• [Directions]: Pick out each line containing the string "Stir".

• [Dataset records]:

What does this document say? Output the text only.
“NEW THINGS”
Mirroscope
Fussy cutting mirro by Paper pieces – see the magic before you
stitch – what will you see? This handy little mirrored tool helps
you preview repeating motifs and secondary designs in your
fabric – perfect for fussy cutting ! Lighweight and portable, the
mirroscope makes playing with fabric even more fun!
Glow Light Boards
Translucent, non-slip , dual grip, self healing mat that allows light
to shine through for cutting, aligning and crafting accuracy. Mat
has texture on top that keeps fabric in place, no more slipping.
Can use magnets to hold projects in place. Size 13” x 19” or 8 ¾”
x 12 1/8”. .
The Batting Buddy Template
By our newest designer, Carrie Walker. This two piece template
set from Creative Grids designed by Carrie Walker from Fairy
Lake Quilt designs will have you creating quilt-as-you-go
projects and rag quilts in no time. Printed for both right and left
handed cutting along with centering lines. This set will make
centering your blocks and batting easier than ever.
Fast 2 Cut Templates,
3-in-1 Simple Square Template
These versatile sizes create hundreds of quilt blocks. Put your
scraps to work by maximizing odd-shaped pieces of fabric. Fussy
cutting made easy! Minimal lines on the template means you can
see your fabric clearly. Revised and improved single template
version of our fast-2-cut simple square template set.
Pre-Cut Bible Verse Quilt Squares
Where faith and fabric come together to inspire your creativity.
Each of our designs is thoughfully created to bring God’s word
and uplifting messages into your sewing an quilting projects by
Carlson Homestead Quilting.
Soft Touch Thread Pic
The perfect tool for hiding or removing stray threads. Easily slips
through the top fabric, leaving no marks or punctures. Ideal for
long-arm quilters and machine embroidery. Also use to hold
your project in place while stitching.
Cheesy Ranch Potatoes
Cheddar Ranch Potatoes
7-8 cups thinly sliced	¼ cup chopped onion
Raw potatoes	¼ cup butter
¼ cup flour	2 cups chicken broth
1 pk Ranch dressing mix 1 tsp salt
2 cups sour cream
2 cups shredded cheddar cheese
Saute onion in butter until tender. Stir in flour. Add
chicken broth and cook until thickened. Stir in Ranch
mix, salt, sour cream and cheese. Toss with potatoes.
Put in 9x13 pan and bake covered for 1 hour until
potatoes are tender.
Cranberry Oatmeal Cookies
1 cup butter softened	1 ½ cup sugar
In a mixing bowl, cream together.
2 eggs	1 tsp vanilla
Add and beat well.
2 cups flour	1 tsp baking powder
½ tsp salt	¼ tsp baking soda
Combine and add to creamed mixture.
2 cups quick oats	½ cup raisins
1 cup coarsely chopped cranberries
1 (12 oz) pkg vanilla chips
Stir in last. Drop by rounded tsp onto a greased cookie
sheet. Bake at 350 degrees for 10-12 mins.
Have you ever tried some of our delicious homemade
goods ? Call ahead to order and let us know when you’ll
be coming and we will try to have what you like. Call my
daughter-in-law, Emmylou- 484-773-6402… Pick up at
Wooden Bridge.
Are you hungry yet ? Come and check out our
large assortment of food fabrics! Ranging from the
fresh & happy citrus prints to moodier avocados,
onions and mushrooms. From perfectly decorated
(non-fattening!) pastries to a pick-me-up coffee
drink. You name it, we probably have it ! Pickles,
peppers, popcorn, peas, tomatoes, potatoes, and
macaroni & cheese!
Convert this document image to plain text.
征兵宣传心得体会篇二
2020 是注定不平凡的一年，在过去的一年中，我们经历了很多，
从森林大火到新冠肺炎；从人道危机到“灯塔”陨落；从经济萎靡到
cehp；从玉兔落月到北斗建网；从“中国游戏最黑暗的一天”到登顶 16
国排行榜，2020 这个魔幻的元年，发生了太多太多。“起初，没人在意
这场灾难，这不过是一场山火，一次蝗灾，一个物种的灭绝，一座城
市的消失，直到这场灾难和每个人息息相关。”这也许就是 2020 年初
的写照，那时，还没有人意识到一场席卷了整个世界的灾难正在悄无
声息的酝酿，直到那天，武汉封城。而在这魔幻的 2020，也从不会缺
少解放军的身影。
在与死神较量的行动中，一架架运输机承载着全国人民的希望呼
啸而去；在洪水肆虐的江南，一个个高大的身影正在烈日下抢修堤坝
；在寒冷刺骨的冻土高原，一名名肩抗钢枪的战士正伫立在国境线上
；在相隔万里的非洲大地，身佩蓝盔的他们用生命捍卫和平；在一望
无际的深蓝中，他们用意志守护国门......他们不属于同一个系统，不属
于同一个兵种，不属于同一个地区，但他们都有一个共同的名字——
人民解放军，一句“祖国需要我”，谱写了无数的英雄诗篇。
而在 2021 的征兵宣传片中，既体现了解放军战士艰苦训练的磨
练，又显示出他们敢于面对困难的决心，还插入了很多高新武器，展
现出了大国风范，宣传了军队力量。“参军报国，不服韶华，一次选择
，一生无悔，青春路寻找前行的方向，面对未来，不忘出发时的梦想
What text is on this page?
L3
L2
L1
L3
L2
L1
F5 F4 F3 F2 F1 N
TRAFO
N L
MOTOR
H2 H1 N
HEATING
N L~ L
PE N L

• [Task output]:
Saute onion in butter until tender. Stir in flour. Add
chicken broth and cook until thickened. Stir in Ranch
Stir in last. Drop by rounded tsp onto a greased cookie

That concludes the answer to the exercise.